- **Task objective**:
Where a line contains the string "Waiting", copy that line.

- **Records for the task**:

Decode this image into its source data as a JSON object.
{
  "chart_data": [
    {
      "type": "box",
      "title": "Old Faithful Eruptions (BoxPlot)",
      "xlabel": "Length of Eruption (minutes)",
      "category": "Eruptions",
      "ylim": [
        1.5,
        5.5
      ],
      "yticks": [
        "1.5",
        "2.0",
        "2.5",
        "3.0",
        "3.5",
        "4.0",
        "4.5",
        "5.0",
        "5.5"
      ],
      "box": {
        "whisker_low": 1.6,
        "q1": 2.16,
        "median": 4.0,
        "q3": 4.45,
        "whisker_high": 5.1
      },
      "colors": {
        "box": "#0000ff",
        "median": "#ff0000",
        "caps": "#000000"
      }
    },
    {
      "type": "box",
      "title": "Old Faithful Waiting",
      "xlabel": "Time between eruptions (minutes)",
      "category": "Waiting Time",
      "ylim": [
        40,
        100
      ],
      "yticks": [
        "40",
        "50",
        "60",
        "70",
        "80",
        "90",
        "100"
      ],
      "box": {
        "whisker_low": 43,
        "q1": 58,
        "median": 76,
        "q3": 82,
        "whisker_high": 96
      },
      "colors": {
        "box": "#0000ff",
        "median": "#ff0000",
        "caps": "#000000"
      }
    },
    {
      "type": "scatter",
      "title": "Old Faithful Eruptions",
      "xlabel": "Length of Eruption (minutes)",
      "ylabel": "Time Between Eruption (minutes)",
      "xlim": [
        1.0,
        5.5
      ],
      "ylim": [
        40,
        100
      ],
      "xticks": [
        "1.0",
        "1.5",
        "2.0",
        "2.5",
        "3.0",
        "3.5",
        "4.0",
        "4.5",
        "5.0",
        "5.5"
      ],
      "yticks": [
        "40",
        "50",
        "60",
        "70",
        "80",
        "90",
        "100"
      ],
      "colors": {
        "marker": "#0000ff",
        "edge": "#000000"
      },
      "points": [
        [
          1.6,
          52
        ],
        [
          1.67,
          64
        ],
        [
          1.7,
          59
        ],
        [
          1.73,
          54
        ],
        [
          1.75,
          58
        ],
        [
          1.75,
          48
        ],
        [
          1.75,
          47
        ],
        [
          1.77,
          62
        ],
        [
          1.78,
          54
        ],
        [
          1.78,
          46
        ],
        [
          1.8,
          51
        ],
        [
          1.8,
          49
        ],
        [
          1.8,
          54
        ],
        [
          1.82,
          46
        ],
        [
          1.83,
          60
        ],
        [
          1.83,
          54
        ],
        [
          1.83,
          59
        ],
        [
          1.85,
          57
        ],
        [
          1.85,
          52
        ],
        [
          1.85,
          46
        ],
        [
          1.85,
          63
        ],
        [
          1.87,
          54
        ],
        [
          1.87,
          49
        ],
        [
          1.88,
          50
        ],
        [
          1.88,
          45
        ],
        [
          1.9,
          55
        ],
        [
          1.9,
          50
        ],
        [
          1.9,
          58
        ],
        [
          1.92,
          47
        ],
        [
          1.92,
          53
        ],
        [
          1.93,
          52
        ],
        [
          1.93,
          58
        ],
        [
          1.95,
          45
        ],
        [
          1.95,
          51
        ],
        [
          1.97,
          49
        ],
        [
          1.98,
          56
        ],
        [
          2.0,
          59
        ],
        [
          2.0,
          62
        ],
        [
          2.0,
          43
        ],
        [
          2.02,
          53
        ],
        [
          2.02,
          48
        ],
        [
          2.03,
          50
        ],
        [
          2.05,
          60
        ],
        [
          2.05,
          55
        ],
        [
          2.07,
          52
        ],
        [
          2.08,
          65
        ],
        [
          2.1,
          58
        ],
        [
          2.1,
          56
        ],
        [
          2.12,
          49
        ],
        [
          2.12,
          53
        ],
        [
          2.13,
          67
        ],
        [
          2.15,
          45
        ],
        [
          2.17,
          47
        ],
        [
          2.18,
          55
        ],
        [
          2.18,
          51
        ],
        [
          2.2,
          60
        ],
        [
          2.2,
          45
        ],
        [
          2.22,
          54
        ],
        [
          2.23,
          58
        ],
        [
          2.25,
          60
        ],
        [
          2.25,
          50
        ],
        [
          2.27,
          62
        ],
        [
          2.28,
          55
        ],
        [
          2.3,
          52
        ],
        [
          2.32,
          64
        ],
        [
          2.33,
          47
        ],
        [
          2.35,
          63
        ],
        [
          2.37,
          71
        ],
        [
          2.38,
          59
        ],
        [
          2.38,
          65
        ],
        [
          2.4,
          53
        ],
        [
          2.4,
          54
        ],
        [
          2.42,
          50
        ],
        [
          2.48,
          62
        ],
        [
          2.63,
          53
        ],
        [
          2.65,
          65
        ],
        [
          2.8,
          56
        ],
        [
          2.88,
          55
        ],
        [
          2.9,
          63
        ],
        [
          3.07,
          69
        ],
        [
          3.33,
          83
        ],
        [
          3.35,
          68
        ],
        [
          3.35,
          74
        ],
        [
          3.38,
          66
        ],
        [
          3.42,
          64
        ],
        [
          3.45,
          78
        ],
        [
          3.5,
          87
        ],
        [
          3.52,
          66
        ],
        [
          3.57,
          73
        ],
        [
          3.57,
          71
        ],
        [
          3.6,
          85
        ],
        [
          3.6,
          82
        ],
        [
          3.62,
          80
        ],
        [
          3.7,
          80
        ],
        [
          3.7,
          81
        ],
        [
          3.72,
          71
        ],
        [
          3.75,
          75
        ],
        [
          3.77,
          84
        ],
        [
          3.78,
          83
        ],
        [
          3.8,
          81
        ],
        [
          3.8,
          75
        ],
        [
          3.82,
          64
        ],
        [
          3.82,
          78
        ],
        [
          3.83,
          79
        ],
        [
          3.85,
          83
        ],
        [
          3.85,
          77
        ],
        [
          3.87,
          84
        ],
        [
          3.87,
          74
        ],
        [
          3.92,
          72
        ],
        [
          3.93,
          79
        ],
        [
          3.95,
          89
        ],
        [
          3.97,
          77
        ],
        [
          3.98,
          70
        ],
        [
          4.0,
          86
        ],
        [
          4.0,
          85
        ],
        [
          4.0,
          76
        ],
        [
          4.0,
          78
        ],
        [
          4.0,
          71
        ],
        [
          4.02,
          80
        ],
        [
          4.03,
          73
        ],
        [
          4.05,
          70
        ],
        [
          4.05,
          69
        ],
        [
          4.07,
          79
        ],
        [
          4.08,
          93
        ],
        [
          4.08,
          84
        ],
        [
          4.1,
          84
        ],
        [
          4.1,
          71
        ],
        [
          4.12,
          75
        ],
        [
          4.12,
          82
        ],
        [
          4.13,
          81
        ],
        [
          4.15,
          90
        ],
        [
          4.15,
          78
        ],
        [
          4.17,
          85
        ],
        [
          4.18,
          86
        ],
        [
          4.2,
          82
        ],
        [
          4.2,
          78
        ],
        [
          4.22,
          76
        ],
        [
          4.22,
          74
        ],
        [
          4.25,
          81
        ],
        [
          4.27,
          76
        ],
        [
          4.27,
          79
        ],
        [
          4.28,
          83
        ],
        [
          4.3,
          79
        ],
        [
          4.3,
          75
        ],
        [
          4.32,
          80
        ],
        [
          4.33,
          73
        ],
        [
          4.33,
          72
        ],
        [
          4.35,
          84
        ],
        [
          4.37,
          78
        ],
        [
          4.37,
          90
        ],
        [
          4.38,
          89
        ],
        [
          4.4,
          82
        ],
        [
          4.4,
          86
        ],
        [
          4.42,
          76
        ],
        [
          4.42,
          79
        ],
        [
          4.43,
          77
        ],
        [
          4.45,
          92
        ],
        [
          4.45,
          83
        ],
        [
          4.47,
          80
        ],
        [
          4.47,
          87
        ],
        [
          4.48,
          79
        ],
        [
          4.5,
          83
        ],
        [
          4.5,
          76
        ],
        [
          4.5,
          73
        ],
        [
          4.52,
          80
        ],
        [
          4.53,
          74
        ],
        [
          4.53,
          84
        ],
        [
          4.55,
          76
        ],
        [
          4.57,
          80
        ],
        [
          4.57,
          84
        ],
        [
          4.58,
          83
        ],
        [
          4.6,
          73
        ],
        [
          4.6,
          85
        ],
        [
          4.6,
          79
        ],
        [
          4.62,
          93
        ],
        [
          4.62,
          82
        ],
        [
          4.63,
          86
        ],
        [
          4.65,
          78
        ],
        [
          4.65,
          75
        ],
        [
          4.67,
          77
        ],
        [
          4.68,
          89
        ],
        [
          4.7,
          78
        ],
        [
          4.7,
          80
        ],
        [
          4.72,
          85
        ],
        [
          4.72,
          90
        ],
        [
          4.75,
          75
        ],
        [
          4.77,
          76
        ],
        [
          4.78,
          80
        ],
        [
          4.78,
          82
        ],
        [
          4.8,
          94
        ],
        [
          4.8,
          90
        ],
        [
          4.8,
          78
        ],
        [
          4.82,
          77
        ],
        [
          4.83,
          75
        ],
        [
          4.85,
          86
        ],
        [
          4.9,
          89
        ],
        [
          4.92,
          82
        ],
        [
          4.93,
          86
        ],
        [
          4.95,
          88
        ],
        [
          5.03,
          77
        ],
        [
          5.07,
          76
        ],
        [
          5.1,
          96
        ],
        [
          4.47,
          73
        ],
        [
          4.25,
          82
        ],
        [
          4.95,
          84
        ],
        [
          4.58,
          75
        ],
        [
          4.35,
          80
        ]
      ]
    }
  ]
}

- **Solution for this exercise**:
      "title": "Old Faithful Waiting",
      "category": "Waiting Time",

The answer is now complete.